== Source ==
## Begin

Loading the outputs of the ADSO System into Pandas `DataFrame`'s

In [19]:
from glob import glob
from xml.etree import ElementTree


def load_tei(filename):
    lines = []
    with open(filename, "r") as xml:
        contents = xml.read()
        tree = ElementTree.fromstring(contents)
        tags = tree.findall(".//{http://www.tei-c.org/ns/1.0}l")
        for tag in tags:
            text = clean_text(tag.text)
            lines.append((text, tag.attrib['met']))
    return pd.DataFrame(lines, columns=["line_text", "metrical_pattern"])

In [20]:
navarro_colorado_adso = load_tei("outputs/adso.xml")
navarro_colorado_adso

Unnamed: 0,line_text,metrical_pattern
0,"Yo vi unos ojos bellos, que hirieron",++-+-+---+-
1,"con dulce flecha un corazón cuitado,",-+-++--+-+-
2,y que para encender nuevo cuidado,-----++--+-
3,su fuerza toda contra mí pusieron.,-+-+---+-+-
4,Yo vi que muchas veces prometieron,++-+-+---+-
...,...,...
1385,"cobró armado y prudente su denuedo,",-++--+---+-
1386,que sin victorias no contó algún día.,---+-+-+++-
1387,Esto fue don Fadrique de Toledo.,+-++-+---+-
1388,"Hoy nos da, desatado en sombra fría,",+-+--+-+-+-


In [21]:
navarro_colorado_sonnets = load_tei("outputs/sonnets.xml")
navarro_colorado_sonnets

Unnamed: 0,line_text,metrical_pattern
0,Cuando la alegre y dulce primavera,---+-+---+-
1,"a partir sus riquezas comenzaba,",--+--+---+-
2,y de los verdes campos desterraba,---+-+---+-
3,"aquella estéril sequedad primera,",-+-+---+-+-
4,un pastor triste y solo en la ribera,+-++-+---+-
...,...,...
10205,y en tus labios purpúrea competencia,--+--+---+-
10206,"agora al alba y al clavel ofrece,",-+-+---+-+-
10207,"la edad, con invisible diligencia,",-+---+---+-
10208,en el común ocaso lo oscurece;,---+-+---+-


### Accuracy on ADSO

In [22]:
correct = sum(navarro_colorado_adso.metrical_pattern == adso.metrical_pattern)
accuracy_navarro_colorado_adso = correct / adso.metrical_pattern.size
print(f"Navarro-Colorado on ADSO: {accuracy_navarro_colorado_adso:.4f} ({navarro_colorado_adso_times['real']}s)")

Navarro-Colorado on ADSO: 0.9453 (2698.15s)


### Accuracy on Sonnets

In [24]:
correct = sum(navarro_colorado_sonnets.metrical_pattern == sonnets.metrical_pattern)
accuracy_navarro_colorado_sonnets = correct / sonnets.metrical_pattern.size
print(f"Navarro-Colorado on Sonnets: {accuracy_navarro_colorado_sonnets:.4f} ({navarro_colorado_sonnets_times['real']}s)")

## End

(Layout region records)
## Begin

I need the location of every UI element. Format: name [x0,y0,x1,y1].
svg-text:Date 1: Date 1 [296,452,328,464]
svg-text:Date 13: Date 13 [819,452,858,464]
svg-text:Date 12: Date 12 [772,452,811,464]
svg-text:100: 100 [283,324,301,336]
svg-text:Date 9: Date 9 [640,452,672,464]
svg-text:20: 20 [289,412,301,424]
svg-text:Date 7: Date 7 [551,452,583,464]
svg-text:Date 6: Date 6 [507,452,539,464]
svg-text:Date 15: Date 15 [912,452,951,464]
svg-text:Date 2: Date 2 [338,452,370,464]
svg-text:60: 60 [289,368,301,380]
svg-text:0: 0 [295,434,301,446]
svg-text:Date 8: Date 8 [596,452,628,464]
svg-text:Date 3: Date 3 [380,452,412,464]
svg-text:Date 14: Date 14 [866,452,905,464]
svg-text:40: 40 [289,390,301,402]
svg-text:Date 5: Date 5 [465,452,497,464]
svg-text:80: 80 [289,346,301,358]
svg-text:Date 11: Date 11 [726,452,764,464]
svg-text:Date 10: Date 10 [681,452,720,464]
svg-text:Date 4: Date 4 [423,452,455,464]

## End
## Begin

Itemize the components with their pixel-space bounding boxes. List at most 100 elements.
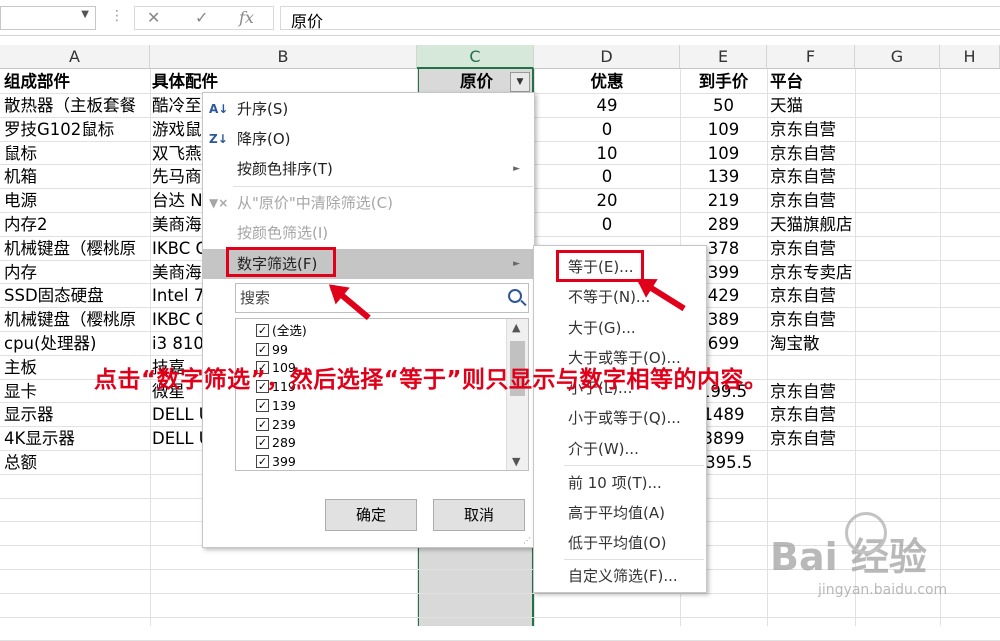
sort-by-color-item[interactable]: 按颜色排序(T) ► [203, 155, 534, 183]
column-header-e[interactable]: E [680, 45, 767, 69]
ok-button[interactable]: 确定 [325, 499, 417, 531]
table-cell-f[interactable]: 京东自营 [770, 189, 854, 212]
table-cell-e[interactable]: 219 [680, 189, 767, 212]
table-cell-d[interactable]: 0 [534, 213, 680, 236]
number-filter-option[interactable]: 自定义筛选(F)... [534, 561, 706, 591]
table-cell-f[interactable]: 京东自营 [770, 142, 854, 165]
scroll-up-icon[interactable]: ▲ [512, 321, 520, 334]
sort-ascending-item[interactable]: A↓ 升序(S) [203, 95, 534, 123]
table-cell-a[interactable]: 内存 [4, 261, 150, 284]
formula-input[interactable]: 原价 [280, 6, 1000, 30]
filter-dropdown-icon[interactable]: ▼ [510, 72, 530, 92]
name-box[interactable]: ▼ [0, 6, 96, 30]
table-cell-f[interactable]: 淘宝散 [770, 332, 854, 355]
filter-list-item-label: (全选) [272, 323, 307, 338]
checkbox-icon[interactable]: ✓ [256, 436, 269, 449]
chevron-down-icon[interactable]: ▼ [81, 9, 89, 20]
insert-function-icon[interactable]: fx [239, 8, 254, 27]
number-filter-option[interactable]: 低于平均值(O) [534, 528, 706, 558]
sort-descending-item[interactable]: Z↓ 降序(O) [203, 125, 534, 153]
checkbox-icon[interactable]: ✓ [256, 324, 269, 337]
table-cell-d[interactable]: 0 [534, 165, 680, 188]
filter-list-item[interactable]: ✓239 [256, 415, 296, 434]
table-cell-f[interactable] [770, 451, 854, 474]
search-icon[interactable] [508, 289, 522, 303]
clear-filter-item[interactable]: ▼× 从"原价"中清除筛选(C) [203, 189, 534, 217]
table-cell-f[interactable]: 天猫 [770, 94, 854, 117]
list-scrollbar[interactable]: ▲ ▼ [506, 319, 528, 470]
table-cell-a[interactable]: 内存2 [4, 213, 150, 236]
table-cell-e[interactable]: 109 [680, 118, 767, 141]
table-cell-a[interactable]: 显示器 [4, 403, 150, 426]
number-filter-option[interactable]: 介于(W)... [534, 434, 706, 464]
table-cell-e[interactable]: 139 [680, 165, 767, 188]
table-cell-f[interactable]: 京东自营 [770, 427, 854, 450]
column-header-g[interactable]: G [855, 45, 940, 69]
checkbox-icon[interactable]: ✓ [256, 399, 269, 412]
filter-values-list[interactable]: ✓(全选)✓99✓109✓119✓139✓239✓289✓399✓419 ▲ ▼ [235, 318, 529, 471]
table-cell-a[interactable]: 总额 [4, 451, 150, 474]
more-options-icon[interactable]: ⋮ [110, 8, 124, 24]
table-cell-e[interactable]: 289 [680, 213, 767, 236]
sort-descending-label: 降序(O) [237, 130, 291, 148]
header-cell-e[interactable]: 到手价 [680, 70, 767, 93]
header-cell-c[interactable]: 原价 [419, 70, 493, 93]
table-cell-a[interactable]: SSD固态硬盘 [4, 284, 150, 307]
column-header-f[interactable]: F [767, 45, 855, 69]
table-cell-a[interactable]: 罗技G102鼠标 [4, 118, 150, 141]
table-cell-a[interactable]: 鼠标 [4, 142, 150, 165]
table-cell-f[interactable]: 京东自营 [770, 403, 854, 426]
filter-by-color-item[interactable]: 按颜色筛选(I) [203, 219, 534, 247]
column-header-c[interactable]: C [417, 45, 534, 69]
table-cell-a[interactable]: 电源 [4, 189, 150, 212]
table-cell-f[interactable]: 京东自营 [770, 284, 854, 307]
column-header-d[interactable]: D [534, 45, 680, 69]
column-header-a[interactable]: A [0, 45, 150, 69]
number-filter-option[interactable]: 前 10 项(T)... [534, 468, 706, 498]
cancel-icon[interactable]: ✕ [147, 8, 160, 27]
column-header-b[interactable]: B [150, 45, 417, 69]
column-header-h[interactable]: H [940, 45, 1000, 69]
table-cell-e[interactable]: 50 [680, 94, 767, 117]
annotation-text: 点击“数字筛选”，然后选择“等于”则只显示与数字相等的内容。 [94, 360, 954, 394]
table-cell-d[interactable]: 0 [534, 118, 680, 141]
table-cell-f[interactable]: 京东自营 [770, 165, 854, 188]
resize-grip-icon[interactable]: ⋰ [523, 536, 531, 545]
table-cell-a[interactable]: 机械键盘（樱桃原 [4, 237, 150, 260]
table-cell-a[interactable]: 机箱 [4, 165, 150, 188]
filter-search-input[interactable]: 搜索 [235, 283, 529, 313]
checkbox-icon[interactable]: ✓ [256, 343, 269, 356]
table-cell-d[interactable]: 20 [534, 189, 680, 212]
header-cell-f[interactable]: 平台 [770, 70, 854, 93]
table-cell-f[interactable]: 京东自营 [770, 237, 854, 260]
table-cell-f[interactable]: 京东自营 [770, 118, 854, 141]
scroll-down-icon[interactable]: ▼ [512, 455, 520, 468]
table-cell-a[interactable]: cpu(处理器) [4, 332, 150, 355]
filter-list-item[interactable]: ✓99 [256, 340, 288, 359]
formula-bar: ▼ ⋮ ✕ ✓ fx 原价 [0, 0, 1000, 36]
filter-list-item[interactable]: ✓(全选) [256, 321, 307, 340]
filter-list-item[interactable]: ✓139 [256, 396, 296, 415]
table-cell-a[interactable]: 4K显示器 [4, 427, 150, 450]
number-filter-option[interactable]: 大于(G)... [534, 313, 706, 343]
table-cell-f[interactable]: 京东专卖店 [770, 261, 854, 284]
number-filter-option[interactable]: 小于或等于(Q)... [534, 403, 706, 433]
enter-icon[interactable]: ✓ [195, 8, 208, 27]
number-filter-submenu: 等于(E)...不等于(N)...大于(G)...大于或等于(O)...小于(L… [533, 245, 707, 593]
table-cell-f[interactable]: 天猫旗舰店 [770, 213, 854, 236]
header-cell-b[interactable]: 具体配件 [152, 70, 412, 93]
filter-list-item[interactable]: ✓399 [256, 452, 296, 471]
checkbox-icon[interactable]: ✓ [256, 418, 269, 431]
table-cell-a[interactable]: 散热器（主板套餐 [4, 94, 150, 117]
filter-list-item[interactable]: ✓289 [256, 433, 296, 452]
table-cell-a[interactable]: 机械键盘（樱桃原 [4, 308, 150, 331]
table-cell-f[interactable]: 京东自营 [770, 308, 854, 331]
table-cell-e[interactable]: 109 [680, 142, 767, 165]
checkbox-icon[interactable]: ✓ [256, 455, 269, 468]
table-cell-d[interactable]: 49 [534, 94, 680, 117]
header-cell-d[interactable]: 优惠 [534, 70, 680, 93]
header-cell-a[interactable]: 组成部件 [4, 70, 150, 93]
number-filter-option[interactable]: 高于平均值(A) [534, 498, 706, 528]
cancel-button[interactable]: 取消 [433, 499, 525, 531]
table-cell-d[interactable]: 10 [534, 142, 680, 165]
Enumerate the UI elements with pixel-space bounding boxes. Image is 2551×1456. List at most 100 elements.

## End

== Aim ==
Continue the notebook on measuring metrical scansion accuracy, starting right after its last line of code.

== Answer to this exercise ==
Navarro-Colorado on Sonnets: 0.9088 (19945.01s)


---

## Gervás

Gervás was kind enough to run its system against the ADSO corpus and sending us the results for evaluation. We are including the raw results and the transformations functions we used to evaluate its performance.

In [28]:
with open("data/gervas_adso.txt", "r") as file:
    lines = file.read().split("\n")
    gervas = pd.DataFrame.from_records(
        [(lines[index-1], *lines[index].split(" ")) for index, line in enumerate(lines) if index % 2 != 0]
    ).drop([1, 6, 9, 10], axis=1).rename(columns={
        0: "line_text",
        2: "stress",
        3: "indexed_metrical_pattern",
        4: "length",
        5: "metrical_yype",
        7: "consonant_ending",
        8: "asonant_ending",
    })
    
def indexed2binary(df):
    binary = ["-" for i in range(int(df["length"]))]
    for pos in df["indexed_metrical_pattern"].split("'"):
        binary[int(pos) - 1] = "+"
    return "".join(binary)
    
gervas["metrical_pattern"] = gervas.apply(indexed2binary, axis=1)

Calculating overlap of verses evaluated by Gervás and those in ADSO

In [29]:
overlap_adso = list(set(gervas.line_text.tolist()) & set(adso.line_text.tolist()))
print(f"{len(overlap_adso)} lines from ADSO")

1291 lines from ADSO


In [30]:
overlap_sonnets = list(set(gervas.line_text.tolist()) & set(sonnets.line_text.tolist()))
print(f"{len(overlap_sonnets)} lines from Sonnets")

9639 lines from Sonnets


### Accuracy on ADSO

In [31]:
gervas_metrical_patterns = gervas[gervas.line_text.isin(overlap_adso)].sort_values("line_text").metrical_pattern.values
adso_metrical_patterns = adso[adso.line_text.isin(overlap_adso)].sort_values("line_text").metrical_pattern.values
accuracy_gervas_adso = sum(gervas_metrical_patterns == adso_metrical_patterns) / len(adso_metrical_patterns)
print(f"Gervás on {len(overlap_adso)} ADSO lines: {accuracy_gervas_adso:.4f}")

Gervás on 1291 ADSO lines: 0.7088


Despite the difference in the number of lines, this value is way lower than the originally reported by Gervás (0.8873).

### Accuracy on Sonnets

In [43]:
gervas_metrical_patterns = (gervas[gervas.line_text.isin(overlap_sonnets)]
    .drop_duplicates("line_text")
    .sort_values("line_text")
    .metrical_pattern
    .values)
sonnets_metrical_patterns = (sonnets[sonnets.line_text.isin(overlap_sonnets)]
    .drop_duplicates("line_text")
    .sort_values("line_text")
    .metrical_pattern
    .values)
accuracy_gervas_sonnets = sum(gervas_metrical_patterns == sonnets_metrical_patterns) / len(sonnets_metrical_patterns)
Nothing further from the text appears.